* Recorded information:
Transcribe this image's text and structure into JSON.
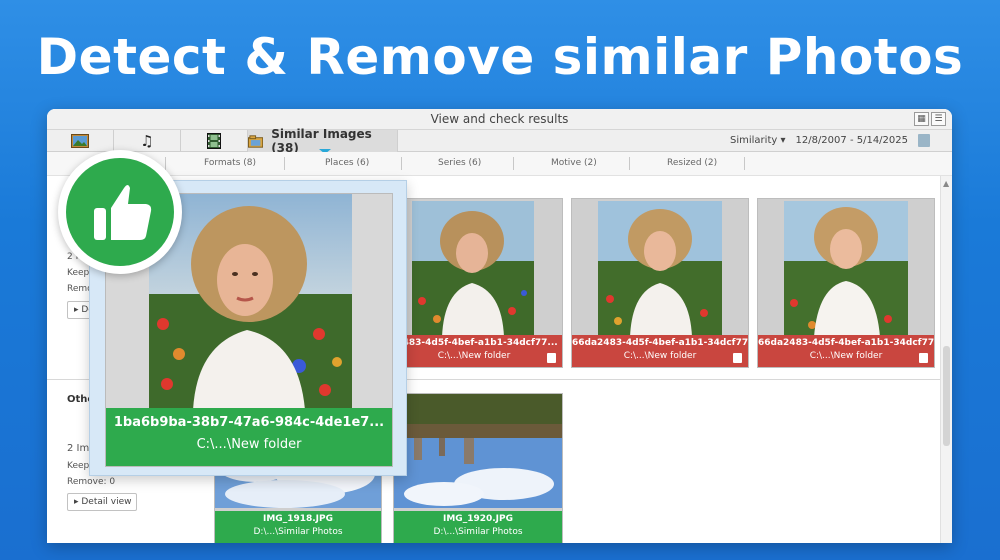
{
  "headline": "Detect & Remove similar Photos",
  "window": {
    "title": "View and check results"
  },
  "tabs": {
    "active_label": "Similar Images (38)",
    "icons": [
      "image-icon",
      "music-note-icon",
      "film-icon",
      "folder-image-icon"
    ]
  },
  "filter": {
    "similarity_label": "Similarity",
    "date_range": "12/8/2007 - 5/14/2025"
  },
  "subtabs": [
    "Formats (8)",
    "Places (6)",
    "Series (6)",
    "Motive (2)",
    "Resized (2)"
  ],
  "group1": {
    "count": "2 I",
    "keep": "Keep:",
    "remove": "Remo",
    "detail": "▸ De"
  },
  "group2": {
    "heading": "Othe",
    "count": "2 Im",
    "keep": "Keep:",
    "remove": "Remove: 0",
    "detail": "▸ Detail view"
  },
  "cards_row1": [
    {
      "name": "a2483-4d5f-4bef-a1b1-34dcf77...",
      "folder": "C:\\...\\New folder"
    },
    {
      "name": "66da2483-4d5f-4bef-a1b1-34dcf77...",
      "folder": "C:\\...\\New folder"
    },
    {
      "name": "66da2483-4d5f-4bef-a1b1-34dcf77...",
      "folder": "C:\\...\\New folder"
    }
  ],
  "cards_row2": [
    {
      "name": "IMG_1918.JPG",
      "folder": "D:\\...\\Similar Photos"
    },
    {
      "name": "IMG_1920.JPG",
      "folder": "D:\\...\\Similar Photos"
    }
  ],
  "popup": {
    "name": "1ba6b9ba-38b7-47a6-984c-4de1e7...",
    "folder": "C:\\...\\New folder"
  },
  "colors": {
    "keep_green": "#2eaa4d",
    "remove_red": "#c9463f",
    "background_blue": "#1a7ad8"
  }
}
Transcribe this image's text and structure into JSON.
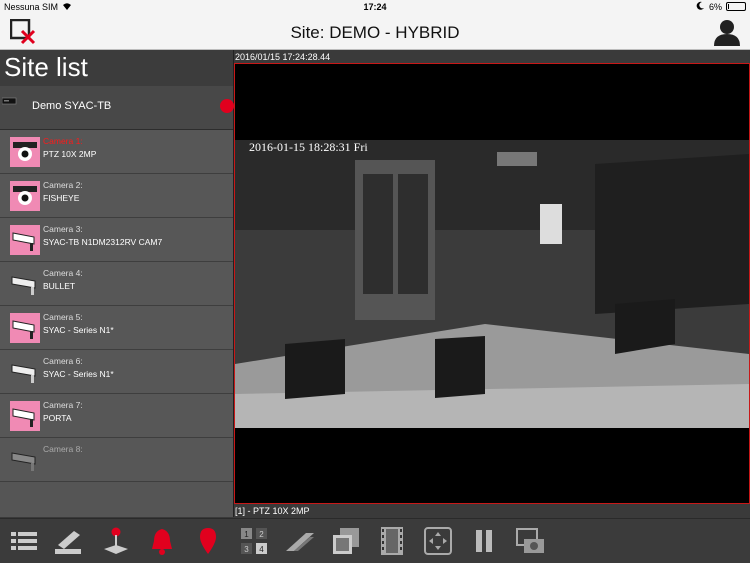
{
  "status_bar": {
    "carrier": "Nessuna SIM",
    "time": "17:24",
    "battery": "6%",
    "battery_level": 0.06
  },
  "header": {
    "title": "Site: DEMO - HYBRID"
  },
  "sidebar": {
    "title": "Site list",
    "site": {
      "name": "Demo SYAC-TB"
    },
    "cameras": [
      {
        "label": "Camera 1:",
        "model": "PTZ 10X 2MP",
        "icon": "ptz-dome-camera-icon"
      },
      {
        "label": "Camera 2:",
        "model": "FISHEYE",
        "icon": "ptz-dome-camera-icon"
      },
      {
        "label": "Camera 3:",
        "model": "SYAC-TB N1DM2312RV CAM7",
        "icon": "bullet-camera-icon"
      },
      {
        "label": "Camera 4:",
        "model": "BULLET",
        "icon": "bullet-camera-icon"
      },
      {
        "label": "Camera 5:",
        "model": "SYAC - Series N1*",
        "icon": "bullet-camera-icon"
      },
      {
        "label": "Camera 6:",
        "model": "SYAC - Series N1*",
        "icon": "bullet-camera-icon"
      },
      {
        "label": "Camera 7:",
        "model": "PORTA",
        "icon": "bullet-camera-icon"
      },
      {
        "label": "Camera 8:",
        "model": "",
        "icon": "bullet-camera-icon"
      }
    ]
  },
  "video": {
    "timestamp": "2016/01/15 17:24:28.44",
    "osd_text": "2016-01-15 18:28:31 Fri",
    "caption": "[1] - PTZ 10X 2MP"
  },
  "toolbar": {
    "buttons": [
      "list-icon",
      "keyboard-icon",
      "joystick-icon",
      "alarm-bell-icon",
      "location-pin-icon",
      "quad-layout-icon",
      "sequence-icon",
      "multi-view-icon",
      "film-icon",
      "ptz-directions-icon",
      "pause-icon",
      "snapshot-icon"
    ],
    "grid_numbers": [
      "1",
      "2",
      "3",
      "4"
    ]
  },
  "colors": {
    "accent_red": "#e1001e",
    "panel": "#555555",
    "toolbar": "#3b3b3b"
  }
}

* Aim of the exercise: Keep the pictures out of your copy, and repeat every entry above exactly.

* Exercise output:
Transcribe this image's text and structure into JSON.
{
  "headline": "Detect & Remove similar Photos",
  "window": {
    "title": "View and check results"
  },
  "tabs": {
    "active_label": "Similar Images (38)",
    "icons": [
      "image-icon",
      "music-note-icon",
      "film-icon",
      "folder-image-icon"
    ]
  },
  "filter": {
    "similarity_label": "Similarity",
    "date_range": "12/8/2007 - 5/14/2025"
  },
  "subtabs": [
    "Formats (8)",
    "Places (6)",
    "Series (6)",
    "Motive (2)",
    "Resized (2)"
  ],
  "group1": {
    "count": "2 I",
    "keep": "Keep:",
    "remove": "Remo",
    "detail": "▸ De"
  },
  "group2": {
    "heading": "Othe",
    "count": "2 Im",
    "keep": "Keep:",
    "remove": "Remove: 0",
    "detail": "▸ Detail view"
  },
  "cards_row1": [
    {
      "name": "a2483-4d5f-4bef-a1b1-34dcf77...",
      "folder": "C:\\...\\New folder"
    },
    {
      "name": "66da2483-4d5f-4bef-a1b1-34dcf77...",
      "folder": "C:\\...\\New folder"
    },
    {
      "name": "66da2483-4d5f-4bef-a1b1-34dcf77...",
      "folder": "C:\\...\\New folder"
    }
  ],
  "cards_row2": [
    {
      "name": "IMG_1918.JPG",
      "folder": "D:\\...\\Similar Photos"
    },
    {
      "name": "IMG_1920.JPG",
      "folder": "D:\\...\\Similar Photos"
    }
  ],
  "popup": {
    "name": "1ba6b9ba-38b7-47a6-984c-4de1e7...",
    "folder": "C:\\...\\New folder"
  },
  "colors": {
    "keep_green": "#2eaa4d",
    "remove_red": "#c9463f",
    "background_blue": "#1a7ad8"
  }
}
Transcribe this image's text and structure into JSON.
{
  "status_bar": {
    "carrier": "Nessuna SIM",
    "time": "17:24",
    "battery": "6%",
    "battery_level": 0.06
  },
  "header": {
    "title": "Site: DEMO - HYBRID"
  },
  "sidebar": {
    "title": "Site list",
    "site": {
      "name": "Demo SYAC-TB"
    },
    "cameras": [
      {
        "label": "Camera 1:",
        "model": "PTZ 10X 2MP",
        "icon": "ptz-dome-camera-icon"
      },
      {
        "label": "Camera 2:",
        "model": "FISHEYE",
        "icon": "ptz-dome-camera-icon"
      },
      {
        "label": "Camera 3:",
        "model": "SYAC-TB N1DM2312RV CAM7",
        "icon": "bullet-camera-icon"
      },
      {
        "label": "Camera 4:",
        "model": "BULLET",
        "icon": "bullet-camera-icon"
      },
      {
        "label": "Camera 5:",
        "model": "SYAC - Series N1*",
        "icon": "bullet-camera-icon"
      },
      {
        "label": "Camera 6:",
        "model": "SYAC - Series N1*",
        "icon": "bullet-camera-icon"
      },
      {
        "label": "Camera 7:",
        "model": "PORTA",
        "icon": "bullet-camera-icon"
      },
      {
        "label": "Camera 8:",
        "model": "",
        "icon": "bullet-camera-icon"
      }
    ]
  },
  "video": {
    "timestamp": "2016/01/15 17:24:28.44",
    "osd_text": "2016-01-15 18:28:31 Fri",
    "caption": "[1] - PTZ 10X 2MP"
  },
  "toolbar": {
    "buttons": [
      "list-icon",
      "keyboard-icon",
      "joystick-icon",
      "alarm-bell-icon",
      "location-pin-icon",
      "quad-layout-icon",
      "sequence-icon",
      "multi-view-icon",
      "film-icon",
      "ptz-directions-icon",
      "pause-icon",
      "snapshot-icon"
    ],
    "grid_numbers": [
      "1",
      "2",
      "3",
      "4"
    ]
  },
  "colors": {
    "accent_red": "#e1001e",
    "panel": "#555555",
    "toolbar": "#3b3b3b"
  }
}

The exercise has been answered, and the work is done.